***** Information shown

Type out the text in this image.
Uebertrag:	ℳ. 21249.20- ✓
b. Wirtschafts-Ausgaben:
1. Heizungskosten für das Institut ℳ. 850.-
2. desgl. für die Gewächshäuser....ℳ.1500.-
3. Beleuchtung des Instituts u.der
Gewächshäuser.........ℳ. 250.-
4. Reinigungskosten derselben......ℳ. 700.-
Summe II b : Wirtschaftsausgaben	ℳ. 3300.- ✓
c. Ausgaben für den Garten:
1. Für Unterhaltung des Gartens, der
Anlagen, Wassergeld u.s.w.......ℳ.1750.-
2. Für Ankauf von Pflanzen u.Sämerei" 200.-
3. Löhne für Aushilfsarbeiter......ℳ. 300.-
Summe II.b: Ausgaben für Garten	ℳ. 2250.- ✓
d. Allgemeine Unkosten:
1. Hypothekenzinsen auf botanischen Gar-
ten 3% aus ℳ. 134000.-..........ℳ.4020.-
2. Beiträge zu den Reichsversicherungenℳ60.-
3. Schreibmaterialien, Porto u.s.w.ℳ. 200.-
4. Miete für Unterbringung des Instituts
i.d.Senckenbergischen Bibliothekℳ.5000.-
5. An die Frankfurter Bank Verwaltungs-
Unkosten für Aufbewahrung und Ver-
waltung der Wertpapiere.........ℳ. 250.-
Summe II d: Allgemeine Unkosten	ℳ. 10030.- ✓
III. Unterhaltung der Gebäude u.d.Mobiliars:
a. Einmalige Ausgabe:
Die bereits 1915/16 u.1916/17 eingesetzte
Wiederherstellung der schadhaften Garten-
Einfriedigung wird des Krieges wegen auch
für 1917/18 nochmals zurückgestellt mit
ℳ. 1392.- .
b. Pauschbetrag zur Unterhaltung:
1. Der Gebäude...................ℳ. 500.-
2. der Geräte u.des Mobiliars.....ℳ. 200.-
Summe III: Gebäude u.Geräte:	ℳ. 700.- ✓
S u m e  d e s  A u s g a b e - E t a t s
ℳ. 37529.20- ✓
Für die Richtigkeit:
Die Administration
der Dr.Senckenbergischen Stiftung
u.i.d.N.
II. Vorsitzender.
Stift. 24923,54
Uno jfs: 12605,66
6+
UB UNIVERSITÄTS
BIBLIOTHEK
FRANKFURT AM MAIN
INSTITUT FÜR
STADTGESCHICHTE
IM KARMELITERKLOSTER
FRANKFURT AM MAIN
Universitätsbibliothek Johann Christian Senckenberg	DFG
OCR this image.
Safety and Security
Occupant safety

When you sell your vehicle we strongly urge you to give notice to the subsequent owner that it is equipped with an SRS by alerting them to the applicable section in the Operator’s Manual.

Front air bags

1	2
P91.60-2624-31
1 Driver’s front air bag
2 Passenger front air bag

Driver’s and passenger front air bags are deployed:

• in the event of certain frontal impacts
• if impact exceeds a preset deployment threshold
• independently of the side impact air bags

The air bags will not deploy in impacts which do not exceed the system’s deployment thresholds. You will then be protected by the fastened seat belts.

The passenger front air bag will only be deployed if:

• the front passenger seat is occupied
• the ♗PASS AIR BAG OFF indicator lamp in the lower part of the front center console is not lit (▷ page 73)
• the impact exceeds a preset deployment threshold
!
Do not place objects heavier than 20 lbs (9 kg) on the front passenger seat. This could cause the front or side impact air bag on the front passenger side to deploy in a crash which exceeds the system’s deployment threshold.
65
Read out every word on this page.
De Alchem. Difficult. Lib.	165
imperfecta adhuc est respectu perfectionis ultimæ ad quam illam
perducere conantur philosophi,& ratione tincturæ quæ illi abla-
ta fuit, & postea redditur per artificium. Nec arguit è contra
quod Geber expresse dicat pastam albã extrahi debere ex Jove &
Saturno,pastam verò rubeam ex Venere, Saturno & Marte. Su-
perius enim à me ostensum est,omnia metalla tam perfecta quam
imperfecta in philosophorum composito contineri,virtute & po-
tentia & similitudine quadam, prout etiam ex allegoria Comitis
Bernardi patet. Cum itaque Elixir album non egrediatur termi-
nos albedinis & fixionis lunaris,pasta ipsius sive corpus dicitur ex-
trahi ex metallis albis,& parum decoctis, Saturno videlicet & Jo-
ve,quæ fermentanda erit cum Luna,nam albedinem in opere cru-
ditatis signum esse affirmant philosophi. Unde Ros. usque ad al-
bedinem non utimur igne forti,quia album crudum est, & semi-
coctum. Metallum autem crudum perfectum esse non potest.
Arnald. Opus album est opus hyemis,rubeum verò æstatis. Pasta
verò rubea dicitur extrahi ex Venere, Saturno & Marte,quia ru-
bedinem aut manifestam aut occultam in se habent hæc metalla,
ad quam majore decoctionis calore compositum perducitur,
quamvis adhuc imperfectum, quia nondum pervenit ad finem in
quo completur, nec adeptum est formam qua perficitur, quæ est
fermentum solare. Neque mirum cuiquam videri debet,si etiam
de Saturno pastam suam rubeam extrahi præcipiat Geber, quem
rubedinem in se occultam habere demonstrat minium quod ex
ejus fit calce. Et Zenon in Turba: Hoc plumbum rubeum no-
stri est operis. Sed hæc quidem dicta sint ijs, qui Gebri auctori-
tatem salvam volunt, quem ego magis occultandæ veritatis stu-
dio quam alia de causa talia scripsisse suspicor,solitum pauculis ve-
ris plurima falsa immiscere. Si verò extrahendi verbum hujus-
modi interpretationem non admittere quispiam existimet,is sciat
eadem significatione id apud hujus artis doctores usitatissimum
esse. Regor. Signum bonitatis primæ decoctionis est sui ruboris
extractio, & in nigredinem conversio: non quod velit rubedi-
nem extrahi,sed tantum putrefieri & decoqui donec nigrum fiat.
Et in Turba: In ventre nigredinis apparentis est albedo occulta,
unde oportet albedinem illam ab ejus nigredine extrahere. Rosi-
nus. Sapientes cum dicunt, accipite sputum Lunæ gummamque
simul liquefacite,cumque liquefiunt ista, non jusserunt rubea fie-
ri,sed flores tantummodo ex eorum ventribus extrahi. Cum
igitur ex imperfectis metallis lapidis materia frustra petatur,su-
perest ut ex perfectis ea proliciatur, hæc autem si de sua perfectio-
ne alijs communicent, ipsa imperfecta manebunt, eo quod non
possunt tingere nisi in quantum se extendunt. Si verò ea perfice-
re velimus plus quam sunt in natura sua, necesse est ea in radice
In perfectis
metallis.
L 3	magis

**********

Show the data once more, exactly as it was written.

* [Solution for this task]:
Type out the text in this image.
Uebertrag:	ℳ. 21249.20- ✓
b. Wirtschafts-Ausgaben:
1. Heizungskosten für das Institut ℳ. 850.-
2. desgl. für die Gewächshäuser....ℳ.1500.-
3. Beleuchtung des Instituts u.der
Gewächshäuser.........ℳ. 250.-
4. Reinigungskosten derselben......ℳ. 700.-
Summe II b : Wirtschaftsausgaben	ℳ. 3300.- ✓
c. Ausgaben für den Garten:
1. Für Unterhaltung des Gartens, der
Anlagen, Wassergeld u.s.w.......ℳ.1750.-
2. Für Ankauf von Pflanzen u.Sämerei" 200.-
3. Löhne für Aushilfsarbeiter......ℳ. 300.-
Summe II.b: Ausgaben für Garten	ℳ. 2250.- ✓
d. Allgemeine Unkosten:
1. Hypothekenzinsen auf botanischen Gar-
ten 3% aus ℳ. 134000.-..........ℳ.4020.-
2. Beiträge zu den Reichsversicherungenℳ60.-
3. Schreibmaterialien, Porto u.s.w.ℳ. 200.-
4. Miete für Unterbringung des Instituts
i.d.Senckenbergischen Bibliothekℳ.5000.-
5. An die Frankfurter Bank Verwaltungs-
Unkosten für Aufbewahrung und Ver-
waltung der Wertpapiere.........ℳ. 250.-
Summe II d: Allgemeine Unkosten	ℳ. 10030.- ✓
III. Unterhaltung der Gebäude u.d.Mobiliars:
a. Einmalige Ausgabe:
Die bereits 1915/16 u.1916/17 eingesetzte
Wiederherstellung der schadhaften Garten-
Einfriedigung wird des Krieges wegen auch
für 1917/18 nochmals zurückgestellt mit
ℳ. 1392.- .
b. Pauschbetrag zur Unterhaltung:
1. Der Gebäude...................ℳ. 500.-
2. der Geräte u.des Mobiliars.....ℳ. 200.-
Summe III: Gebäude u.Geräte:	ℳ. 700.- ✓
S u m e  d e s  A u s g a b e - E t a t s
ℳ. 37529.20- ✓
Für die Richtigkeit:
Die Administration
der Dr.Senckenbergischen Stiftung
u.i.d.N.
II. Vorsitzender.
Stift. 24923,54
Uno jfs: 12605,66
6+
UB UNIVERSITÄTS
BIBLIOTHEK
FRANKFURT AM MAIN
INSTITUT FÜR
STADTGESCHICHTE
IM KARMELITERKLOSTER
FRANKFURT AM MAIN
Universitätsbibliothek Johann Christian Senckenberg	DFG
OCR this image.
Safety and Security
Occupant safety

When you sell your vehicle we strongly urge you to give notice to the subsequent owner that it is equipped with an SRS by alerting them to the applicable section in the Operator’s Manual.

Front air bags

1	2
P91.60-2624-31
1 Driver’s front air bag
2 Passenger front air bag

Driver’s and passenger front air bags are deployed:

• in the event of certain frontal impacts
• if impact exceeds a preset deployment threshold
• independently of the side impact air bags

The air bags will not deploy in impacts which do not exceed the system’s deployment thresholds. You will then be protected by the fastened seat belts.

The passenger front air bag will only be deployed if:

• the front passenger seat is occupied
• the ♗PASS AIR BAG OFF indicator lamp in the lower part of the front center console is not lit (▷ page 73)
• the impact exceeds a preset deployment threshold
!
Do not place objects heavier than 20 lbs (9 kg) on the front passenger seat. This could cause the front or side impact air bag on the front passenger side to deploy in a crash which exceeds the system’s deployment threshold.
65
Read out every word on this page.
De Alchem. Difficult. Lib.	165
imperfecta adhuc est respectu perfectionis ultimæ ad quam illam
perducere conantur philosophi,& ratione tincturæ quæ illi abla-
ta fuit, & postea redditur per artificium. Nec arguit è contra
quod Geber expresse dicat pastam albã extrahi debere ex Jove &
Saturno,pastam verò rubeam ex Venere, Saturno & Marte. Su-
perius enim à me ostensum est,omnia metalla tam perfecta quam
imperfecta in philosophorum composito contineri,virtute & po-
tentia & similitudine quadam, prout etiam ex allegoria Comitis
Bernardi patet. Cum itaque Elixir album non egrediatur termi-
nos albedinis & fixionis lunaris,pasta ipsius sive corpus dicitur ex-
trahi ex metallis albis,& parum decoctis, Saturno videlicet & Jo-
ve,quæ fermentanda erit cum Luna,nam albedinem in opere cru-
ditatis signum esse affirmant philosophi. Unde Ros. usque ad al-
bedinem non utimur igne forti,quia album crudum est, & semi-
coctum. Metallum autem crudum perfectum esse non potest.
Arnald. Opus album est opus hyemis,rubeum verò æstatis. Pasta
verò rubea dicitur extrahi ex Venere, Saturno & Marte,quia ru-
bedinem aut manifestam aut occultam in se habent hæc metalla,
ad quam majore decoctionis calore compositum perducitur,
quamvis adhuc imperfectum, quia nondum pervenit ad finem in
quo completur, nec adeptum est formam qua perficitur, quæ est
fermentum solare. Neque mirum cuiquam videri debet,si etiam
de Saturno pastam suam rubeam extrahi præcipiat Geber, quem
rubedinem in se occultam habere demonstrat minium quod ex
ejus fit calce. Et Zenon in Turba: Hoc plumbum rubeum no-
stri est operis. Sed hæc quidem dicta sint ijs, qui Gebri auctori-
tatem salvam volunt, quem ego magis occultandæ veritatis stu-
dio quam alia de causa talia scripsisse suspicor,solitum pauculis ve-
ris plurima falsa immiscere. Si verò extrahendi verbum hujus-
modi interpretationem non admittere quispiam existimet,is sciat
eadem significatione id apud hujus artis doctores usitatissimum
esse. Regor. Signum bonitatis primæ decoctionis est sui ruboris
extractio, & in nigredinem conversio: non quod velit rubedi-
nem extrahi,sed tantum putrefieri & decoqui donec nigrum fiat.
Et in Turba: In ventre nigredinis apparentis est albedo occulta,
unde oportet albedinem illam ab ejus nigredine extrahere. Rosi-
nus. Sapientes cum dicunt, accipite sputum Lunæ gummamque
simul liquefacite,cumque liquefiunt ista, non jusserunt rubea fie-
ri,sed flores tantummodo ex eorum ventribus extrahi. Cum
igitur ex imperfectis metallis lapidis materia frustra petatur,su-
perest ut ex perfectis ea proliciatur, hæc autem si de sua perfectio-
ne alijs communicent, ipsa imperfecta manebunt, eo quod non
possunt tingere nisi in quantum se extendunt. Si verò ea perfice-
re velimus plus quam sunt in natura sua, necesse est ea in radice
In perfectis
metallis.
L 3	magis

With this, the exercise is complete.